--- TEXTE RETENU ---
+ + +

L’âge du symbolisme en Lettonie
Il y a un siècle et... aujourd’hui au M.N.H.A.
Dans sa présentation, le Musée national d’histoire et d’art nous apprend que « ... à la fin du 19e siècle, la jeune intelligentsia en Lettonie prend conscience des nouveaux courants de pensée qui vont influencer la création artistique de manière déterminante. Les peintres symbolistes lettons se battent pour que souffle à Riga le vent du modernisme qui secoue les arts visuels européens. Dans le contexte germanique de Riga de l’époque, les Lettons commencent à prendre conscience de leur réveil, de leurs aptitudes et talents créatifs, tout en cherchant dans le même temps des sources d’inspiration dans l’art de l’Europe de l’Ouest. Dès lors, il n’est pas surprenant que ces explorations stylistiques coïncident avec la floraison du Symbolisme et de l’Art Nouveau... »
Mais permettez-moi d’abord, amis lecteurs, une brève parenthèse. Ce Dimanche 8 décembre, premier jour où je pus savourer un repos bien mérité après la corrida de fin et début d’année, était aussi le dernier jour de l’exposition Raoul Dufy, également au MNHA. Il était moins un. Dire que j’avais failli rater ça ! De ce peintre, dessinateur, graveur, illustrateur de livres, créateur de tissus, céramiste, créateur de tapisseries et de mobilier, décorateur d’intérieur, d’espaces publics et de théâtre, je connaissais nombre de dessins, aquarelles et huiles, ainsi que le célèbre « La fée électricité »(1), mais non son travail sur les tissus, la mode, l’émancipation féminine et l’importance des couleurs.

+ + +

--- DONNÉES RÉPERTORIÉES ---
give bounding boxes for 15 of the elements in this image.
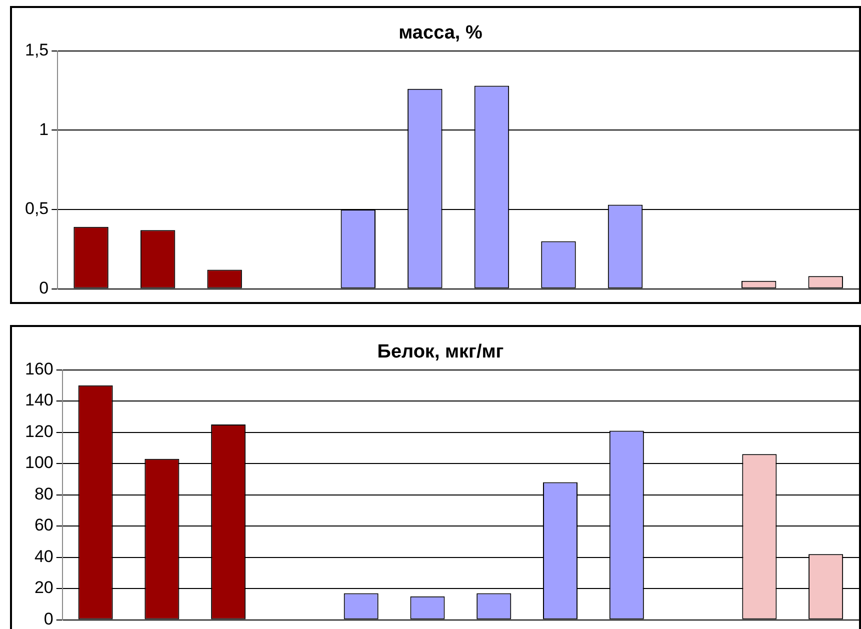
y-tick-label: 100 bbox=[24, 453, 54, 472]
y-tick-label: 140 bbox=[24, 390, 54, 410]
y-tick-label: 120 bbox=[24, 422, 54, 441]
y-tick-label: 60 bbox=[34, 516, 54, 535]
chart-title: масса, % bbox=[398, 22, 482, 44]
chart-title: Белок, мкг/мг bbox=[377, 342, 504, 363]
y-tick-label: 0,5 bbox=[24, 199, 49, 218]
y-tick-label: 0 bbox=[44, 609, 54, 628]
y-tick-label: 1 bbox=[39, 120, 49, 139]
y-tick-label: 0 bbox=[39, 278, 49, 298]
y-tick-label: 160 bbox=[24, 359, 54, 378]
y-tick-label: 20 bbox=[34, 578, 54, 598]
y-tick-label: 1,5 bbox=[24, 40, 49, 60]
y-tick-label: 40 bbox=[34, 546, 54, 566]
y-tick-label: 80 bbox=[34, 484, 54, 504]
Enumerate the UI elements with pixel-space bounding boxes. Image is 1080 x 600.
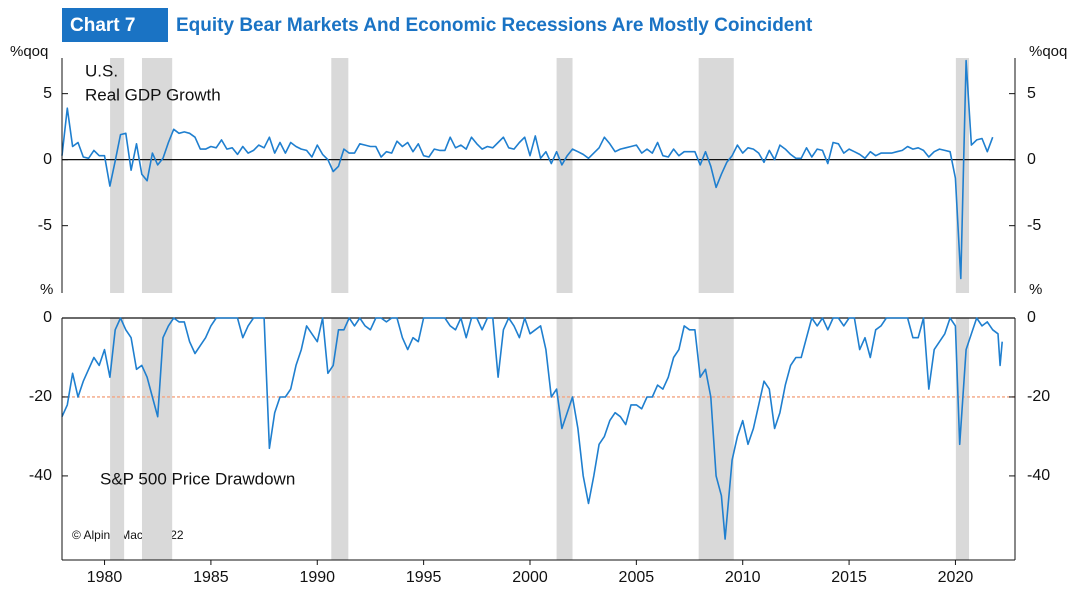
x-tick-label: 1985 (193, 569, 229, 586)
y2-unit: %qoq (1029, 43, 1067, 60)
y-tick-label: -20 (29, 388, 52, 405)
panel-annotation: U.S. (85, 61, 118, 80)
recession-shade (556, 318, 573, 560)
y2-tick-label: -5 (1027, 217, 1041, 234)
y-tick-label: -40 (29, 467, 52, 484)
recession-shade (141, 318, 173, 560)
x-tick-label: 2005 (619, 569, 655, 586)
y2-tick-label: 5 (1027, 85, 1036, 102)
recession-shade (331, 58, 349, 293)
y2-unit: % (1029, 281, 1042, 298)
x-tick-label: 2010 (725, 569, 761, 586)
recession-shade (955, 318, 970, 560)
y2-tick-label: 0 (1027, 151, 1036, 168)
recession-shade (955, 58, 970, 293)
chart-label-box (62, 8, 168, 42)
x-tick-label: 1995 (406, 569, 442, 586)
recession-shade (110, 58, 125, 293)
x-tick-label: 1980 (87, 569, 123, 586)
y-tick-label: 0 (43, 309, 52, 326)
recession-shade (110, 318, 125, 560)
y2-tick-label: -40 (1027, 467, 1050, 484)
recession-shade (141, 58, 173, 293)
x-tick-label: 2020 (938, 569, 974, 586)
recession-shade (698, 318, 734, 560)
x-tick-label: 2000 (512, 569, 548, 586)
data-line (61, 59, 994, 280)
y-unit: %qoq (10, 43, 48, 60)
y2-tick-label: -20 (1027, 388, 1050, 405)
y-tick-label: 0 (43, 151, 52, 168)
chart-title: Equity Bear Markets And Economic Recessi… (176, 15, 813, 36)
x-tick-label: 1990 (299, 569, 335, 586)
panel-annotation: S&P 500 Price Drawdown (100, 469, 295, 488)
y-tick-label: -5 (38, 217, 52, 234)
y-unit: % (40, 281, 53, 298)
recession-shade (331, 318, 349, 560)
y-tick-label: 5 (43, 85, 52, 102)
panel-annotation: Real GDP Growth (85, 85, 221, 104)
y2-tick-label: 0 (1027, 309, 1036, 326)
recession-shade (698, 58, 734, 293)
recession-shade (556, 58, 573, 293)
chart-label: Chart 7 (70, 15, 135, 36)
data-line (61, 317, 1003, 540)
x-tick-label: 2015 (831, 569, 867, 586)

+ + +

--- TÂCHES À RÉALISER ---
(A) D'après l'article sur le symbolisme en Lettonie, quel jour était le dernier de l'exposition Raoul Dufy au MNHA ?
(B) Transcrivez fidèlement le passage de l'article sur le symbolisme en Lettonie qui s'ouvre sur les mots contenant « Mais permettez-moi d’abord, amis » et se clôt sur « l’importance des couleurs. ».

--- RÉPONSES PAR TÂCHE ---
(A) Le dimanche 8 décembre.

(B)
Mais permettez-moi d’abord, amis lecteurs, une brève parenthèse. Ce Dimanche 8 décembre, premier jour où je pus savourer un repos bien mérité après la corrida de fin et début d’année, était aussi le dernier jour de l’exposition Raoul Dufy, également au MNHA. Il était moins un. Dire que j’avais failli rater ça ! De ce peintre, dessinateur, graveur, illustrateur de livres, créateur de tissus, céramiste, créateur de tapisseries et de mobilier, décorateur d’intérieur, d’espaces publics et de théâtre, je connaissais nombre de dessins, aquarelles et huiles, ainsi que le célèbre « La fée électricité »(1), mais non son travail sur les tissus, la mode, l’émancipation féminine et l’importance des couleurs.